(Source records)
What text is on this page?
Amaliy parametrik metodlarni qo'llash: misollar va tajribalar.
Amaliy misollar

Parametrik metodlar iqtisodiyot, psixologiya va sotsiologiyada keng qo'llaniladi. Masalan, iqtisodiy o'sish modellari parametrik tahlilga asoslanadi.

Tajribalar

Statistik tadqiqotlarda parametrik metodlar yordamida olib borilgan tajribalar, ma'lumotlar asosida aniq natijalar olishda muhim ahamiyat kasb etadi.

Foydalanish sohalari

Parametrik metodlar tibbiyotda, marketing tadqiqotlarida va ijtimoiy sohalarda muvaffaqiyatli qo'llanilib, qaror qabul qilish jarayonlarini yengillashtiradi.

Required task.
Work out how many lines of the data above hold the word "Amaliy", and write only the count.

Solution for this task.
2